To be done: Output the data unchanged, from its first line through the line that contains "text-line: Geriefelter Draht, an", including both of those lines.

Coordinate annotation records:
_ _ _ _ _

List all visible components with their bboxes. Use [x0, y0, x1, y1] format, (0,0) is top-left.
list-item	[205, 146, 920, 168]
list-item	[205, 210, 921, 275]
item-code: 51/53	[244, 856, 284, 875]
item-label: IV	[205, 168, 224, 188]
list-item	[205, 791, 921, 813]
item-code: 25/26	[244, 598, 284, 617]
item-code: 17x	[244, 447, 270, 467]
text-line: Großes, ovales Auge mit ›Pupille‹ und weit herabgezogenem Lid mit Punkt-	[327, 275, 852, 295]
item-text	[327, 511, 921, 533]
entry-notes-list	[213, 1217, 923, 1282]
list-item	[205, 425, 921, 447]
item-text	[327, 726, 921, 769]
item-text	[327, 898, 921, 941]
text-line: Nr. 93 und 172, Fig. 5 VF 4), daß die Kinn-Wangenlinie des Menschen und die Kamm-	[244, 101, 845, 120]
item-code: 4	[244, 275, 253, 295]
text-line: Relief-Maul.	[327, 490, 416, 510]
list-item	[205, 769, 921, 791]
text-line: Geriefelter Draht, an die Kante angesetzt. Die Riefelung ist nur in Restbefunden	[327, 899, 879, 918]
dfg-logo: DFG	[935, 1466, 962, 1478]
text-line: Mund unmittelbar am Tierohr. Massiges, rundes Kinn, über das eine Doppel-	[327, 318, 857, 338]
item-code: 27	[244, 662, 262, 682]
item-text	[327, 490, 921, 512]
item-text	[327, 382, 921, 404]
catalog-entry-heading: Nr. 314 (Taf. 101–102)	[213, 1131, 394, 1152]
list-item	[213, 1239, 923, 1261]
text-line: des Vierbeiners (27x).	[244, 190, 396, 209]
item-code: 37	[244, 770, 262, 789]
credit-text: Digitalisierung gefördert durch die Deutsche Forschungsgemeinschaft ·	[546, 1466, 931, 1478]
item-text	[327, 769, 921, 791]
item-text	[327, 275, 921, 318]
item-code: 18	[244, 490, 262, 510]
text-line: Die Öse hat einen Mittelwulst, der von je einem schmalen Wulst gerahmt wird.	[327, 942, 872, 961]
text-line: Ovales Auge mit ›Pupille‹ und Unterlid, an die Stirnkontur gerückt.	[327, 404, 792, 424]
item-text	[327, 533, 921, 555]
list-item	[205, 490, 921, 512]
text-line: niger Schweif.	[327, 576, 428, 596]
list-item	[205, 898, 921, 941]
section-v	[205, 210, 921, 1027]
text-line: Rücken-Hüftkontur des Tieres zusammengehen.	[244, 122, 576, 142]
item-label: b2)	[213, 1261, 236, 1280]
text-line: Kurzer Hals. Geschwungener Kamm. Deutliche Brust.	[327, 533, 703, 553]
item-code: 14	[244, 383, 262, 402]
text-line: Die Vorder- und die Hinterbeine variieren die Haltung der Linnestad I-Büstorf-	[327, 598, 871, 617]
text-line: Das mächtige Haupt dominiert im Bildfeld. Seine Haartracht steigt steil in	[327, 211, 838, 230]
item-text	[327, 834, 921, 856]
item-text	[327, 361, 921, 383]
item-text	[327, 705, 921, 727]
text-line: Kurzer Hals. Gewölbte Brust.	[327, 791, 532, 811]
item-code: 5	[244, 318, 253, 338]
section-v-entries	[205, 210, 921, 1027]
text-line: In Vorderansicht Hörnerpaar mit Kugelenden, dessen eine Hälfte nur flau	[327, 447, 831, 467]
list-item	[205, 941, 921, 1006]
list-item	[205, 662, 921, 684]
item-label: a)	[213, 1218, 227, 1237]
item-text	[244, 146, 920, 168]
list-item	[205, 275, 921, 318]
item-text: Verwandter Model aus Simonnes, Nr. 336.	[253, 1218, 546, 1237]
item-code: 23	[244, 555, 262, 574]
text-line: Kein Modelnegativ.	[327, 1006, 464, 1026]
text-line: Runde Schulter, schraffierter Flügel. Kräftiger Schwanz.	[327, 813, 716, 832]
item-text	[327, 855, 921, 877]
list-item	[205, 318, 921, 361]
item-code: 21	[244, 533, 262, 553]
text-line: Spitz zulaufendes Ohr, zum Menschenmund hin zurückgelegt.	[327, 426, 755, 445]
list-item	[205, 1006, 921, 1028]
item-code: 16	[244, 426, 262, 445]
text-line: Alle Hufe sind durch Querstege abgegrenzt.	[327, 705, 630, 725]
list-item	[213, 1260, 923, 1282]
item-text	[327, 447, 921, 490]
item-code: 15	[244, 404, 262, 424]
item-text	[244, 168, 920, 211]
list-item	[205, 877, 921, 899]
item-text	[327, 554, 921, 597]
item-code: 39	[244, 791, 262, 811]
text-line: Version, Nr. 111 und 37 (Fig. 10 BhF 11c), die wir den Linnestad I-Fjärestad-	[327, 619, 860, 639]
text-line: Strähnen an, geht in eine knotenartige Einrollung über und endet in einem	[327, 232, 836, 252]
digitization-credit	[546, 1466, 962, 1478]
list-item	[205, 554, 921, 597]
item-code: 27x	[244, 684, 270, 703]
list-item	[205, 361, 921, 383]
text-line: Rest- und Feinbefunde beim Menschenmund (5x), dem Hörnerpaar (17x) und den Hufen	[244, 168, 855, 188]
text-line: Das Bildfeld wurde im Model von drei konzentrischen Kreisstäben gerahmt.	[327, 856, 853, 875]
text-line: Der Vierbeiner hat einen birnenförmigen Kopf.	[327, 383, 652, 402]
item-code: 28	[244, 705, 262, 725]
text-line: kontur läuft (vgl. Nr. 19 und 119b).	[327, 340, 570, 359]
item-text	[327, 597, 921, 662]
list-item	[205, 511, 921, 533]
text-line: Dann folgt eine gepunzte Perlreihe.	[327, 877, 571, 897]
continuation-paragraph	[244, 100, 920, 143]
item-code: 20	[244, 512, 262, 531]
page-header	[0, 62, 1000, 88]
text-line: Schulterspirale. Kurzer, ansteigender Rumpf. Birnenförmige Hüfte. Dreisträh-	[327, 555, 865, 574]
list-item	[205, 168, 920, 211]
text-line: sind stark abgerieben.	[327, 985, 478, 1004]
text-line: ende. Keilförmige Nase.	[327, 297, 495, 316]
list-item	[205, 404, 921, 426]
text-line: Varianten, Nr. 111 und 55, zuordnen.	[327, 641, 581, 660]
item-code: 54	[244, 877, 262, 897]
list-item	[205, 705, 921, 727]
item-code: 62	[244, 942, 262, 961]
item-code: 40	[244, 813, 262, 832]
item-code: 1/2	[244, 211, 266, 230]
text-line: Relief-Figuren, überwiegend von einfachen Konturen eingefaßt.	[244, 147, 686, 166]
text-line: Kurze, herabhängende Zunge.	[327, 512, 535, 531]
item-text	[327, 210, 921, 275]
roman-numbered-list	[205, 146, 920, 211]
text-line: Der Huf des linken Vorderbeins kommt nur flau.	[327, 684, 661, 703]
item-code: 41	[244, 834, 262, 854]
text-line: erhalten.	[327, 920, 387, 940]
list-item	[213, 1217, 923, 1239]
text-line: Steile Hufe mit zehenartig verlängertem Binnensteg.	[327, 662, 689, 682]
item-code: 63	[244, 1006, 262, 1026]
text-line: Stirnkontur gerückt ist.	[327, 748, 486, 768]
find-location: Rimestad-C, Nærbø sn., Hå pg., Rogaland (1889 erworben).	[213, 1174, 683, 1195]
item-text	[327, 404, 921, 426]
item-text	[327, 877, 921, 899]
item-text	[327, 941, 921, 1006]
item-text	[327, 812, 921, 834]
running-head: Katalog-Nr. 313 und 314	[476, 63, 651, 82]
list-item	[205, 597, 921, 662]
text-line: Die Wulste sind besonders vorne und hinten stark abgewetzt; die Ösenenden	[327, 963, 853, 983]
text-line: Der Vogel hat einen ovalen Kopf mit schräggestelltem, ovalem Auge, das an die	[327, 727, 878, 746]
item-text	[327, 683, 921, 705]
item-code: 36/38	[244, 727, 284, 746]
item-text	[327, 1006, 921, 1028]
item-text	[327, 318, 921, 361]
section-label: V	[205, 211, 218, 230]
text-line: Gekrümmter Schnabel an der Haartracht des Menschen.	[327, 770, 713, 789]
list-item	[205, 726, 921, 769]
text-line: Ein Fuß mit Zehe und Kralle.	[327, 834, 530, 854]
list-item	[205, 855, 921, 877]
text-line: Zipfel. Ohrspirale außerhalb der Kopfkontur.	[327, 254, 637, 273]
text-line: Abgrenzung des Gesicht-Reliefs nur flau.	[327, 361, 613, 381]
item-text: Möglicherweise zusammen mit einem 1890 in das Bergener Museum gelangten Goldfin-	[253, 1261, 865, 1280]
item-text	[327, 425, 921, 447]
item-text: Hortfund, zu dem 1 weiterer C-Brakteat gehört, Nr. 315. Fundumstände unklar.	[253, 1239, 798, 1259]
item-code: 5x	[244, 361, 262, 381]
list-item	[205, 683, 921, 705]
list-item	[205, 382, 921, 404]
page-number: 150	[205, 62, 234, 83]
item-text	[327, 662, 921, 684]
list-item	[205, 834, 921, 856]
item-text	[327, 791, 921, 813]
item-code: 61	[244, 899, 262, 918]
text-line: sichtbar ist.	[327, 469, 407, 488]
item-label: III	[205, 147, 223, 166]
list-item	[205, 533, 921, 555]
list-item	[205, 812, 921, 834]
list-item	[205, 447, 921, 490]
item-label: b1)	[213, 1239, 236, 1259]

_ _ _ _ _

Finished task:
List all visible components with their bboxes. Use [x0, y0, x1, y1] format, (0,0) is top-left.
list-item	[205, 146, 920, 168]
list-item	[205, 210, 921, 275]
item-code: 51/53	[244, 856, 284, 875]
item-label: IV	[205, 168, 224, 188]
list-item	[205, 791, 921, 813]
item-code: 25/26	[244, 598, 284, 617]
item-code: 17x	[244, 447, 270, 467]
text-line: Großes, ovales Auge mit ›Pupille‹ und weit herabgezogenem Lid mit Punkt-	[327, 275, 852, 295]
item-text	[327, 511, 921, 533]
entry-notes-list	[213, 1217, 923, 1282]
list-item	[205, 425, 921, 447]
item-text	[327, 726, 921, 769]
item-text	[327, 898, 921, 941]
text-line: Nr. 93 und 172, Fig. 5 VF 4), daß die Kinn-Wangenlinie des Menschen und die Kamm-	[244, 101, 845, 120]
item-code: 4	[244, 275, 253, 295]
text-line: Relief-Maul.	[327, 490, 416, 510]
list-item	[205, 769, 921, 791]
text-line: Geriefelter Draht, an die Kante angesetzt. Die Riefelung ist nur in Restbefunden	[327, 899, 879, 918]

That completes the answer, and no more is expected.